_What to do_
Repeat the material exactly as it appears.
## BEGIN Supplied records
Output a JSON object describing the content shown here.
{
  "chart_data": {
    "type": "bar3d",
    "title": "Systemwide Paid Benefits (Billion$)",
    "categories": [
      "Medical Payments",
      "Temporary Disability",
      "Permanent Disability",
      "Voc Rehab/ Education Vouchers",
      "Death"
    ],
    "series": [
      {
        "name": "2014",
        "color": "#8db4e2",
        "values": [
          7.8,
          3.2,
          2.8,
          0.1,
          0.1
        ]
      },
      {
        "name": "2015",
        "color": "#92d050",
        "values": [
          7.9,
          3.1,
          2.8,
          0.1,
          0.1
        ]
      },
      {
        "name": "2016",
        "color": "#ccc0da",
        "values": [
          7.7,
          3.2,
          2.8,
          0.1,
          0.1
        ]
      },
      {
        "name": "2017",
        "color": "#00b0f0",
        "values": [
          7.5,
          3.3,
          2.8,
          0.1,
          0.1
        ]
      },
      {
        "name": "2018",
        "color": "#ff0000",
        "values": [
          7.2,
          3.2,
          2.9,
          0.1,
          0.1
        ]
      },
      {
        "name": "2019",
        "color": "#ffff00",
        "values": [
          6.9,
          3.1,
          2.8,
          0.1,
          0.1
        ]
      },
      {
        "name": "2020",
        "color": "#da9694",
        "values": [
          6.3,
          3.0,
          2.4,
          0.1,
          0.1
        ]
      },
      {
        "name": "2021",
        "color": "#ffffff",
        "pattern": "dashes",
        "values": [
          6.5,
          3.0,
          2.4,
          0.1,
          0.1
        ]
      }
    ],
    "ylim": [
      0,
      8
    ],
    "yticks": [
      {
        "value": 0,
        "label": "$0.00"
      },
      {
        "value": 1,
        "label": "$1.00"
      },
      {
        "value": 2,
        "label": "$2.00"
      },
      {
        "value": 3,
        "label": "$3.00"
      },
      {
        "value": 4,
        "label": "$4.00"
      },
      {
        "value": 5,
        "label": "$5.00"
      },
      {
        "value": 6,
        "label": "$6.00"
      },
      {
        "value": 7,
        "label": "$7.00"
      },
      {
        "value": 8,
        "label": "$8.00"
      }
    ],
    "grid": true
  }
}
## END Supplied records
_Answer for this exercise_
Output a JSON object describing the content shown here.
{
  "chart_data": {
    "type": "bar3d",
    "title": "Systemwide Paid Benefits (Billion$)",
    "categories": [
      "Medical Payments",
      "Temporary Disability",
      "Permanent Disability",
      "Voc Rehab/ Education Vouchers",
      "Death"
    ],
    "series": [
      {
        "name": "2014",
        "color": "#8db4e2",
        "values": [
          7.8,
          3.2,
          2.8,
          0.1,
          0.1
        ]
      },
      {
        "name": "2015",
        "color": "#92d050",
        "values": [
          7.9,
          3.1,
          2.8,
          0.1,
          0.1
        ]
      },
      {
        "name": "2016",
        "color": "#ccc0da",
        "values": [
          7.7,
          3.2,
          2.8,
          0.1,
          0.1
        ]
      },
      {
        "name": "2017",
        "color": "#00b0f0",
        "values": [
          7.5,
          3.3,
          2.8,
          0.1,
          0.1
        ]
      },
      {
        "name": "2018",
        "color": "#ff0000",
        "values": [
          7.2,
          3.2,
          2.9,
          0.1,
          0.1
        ]
      },
      {
        "name": "2019",
        "color": "#ffff00",
        "values": [
          6.9,
          3.1,
          2.8,
          0.1,
          0.1
        ]
      },
      {
        "name": "2020",
        "color": "#da9694",
        "values": [
          6.3,
          3.0,
          2.4,
          0.1,
          0.1
        ]
      },
      {
        "name": "2021",
        "color": "#ffffff",
        "pattern": "dashes",
        "values": [
          6.5,
          3.0,
          2.4,
          0.1,
          0.1
        ]
      }
    ],
    "ylim": [
      0,
      8
    ],
    "yticks": [
      {
        "value": 0,
        "label": "$0.00"
      },
      {
        "value": 1,
        "label": "$1.00"
      },
      {
        "value": 2,
        "label": "$2.00"
      },
      {
        "value": 3,
        "label": "$3.00"
      },
      {
        "value": 4,
        "label": "$4.00"
      },
      {
        "value": 5,
        "label": "$5.00"
      },
      {
        "value": 6,
        "label": "$6.00"
      },
      {
        "value": 7,
        "label": "$7.00"
      },
      {
        "value": 8,
        "label": "$8.00"
      }
    ],
    "grid": true
  }
}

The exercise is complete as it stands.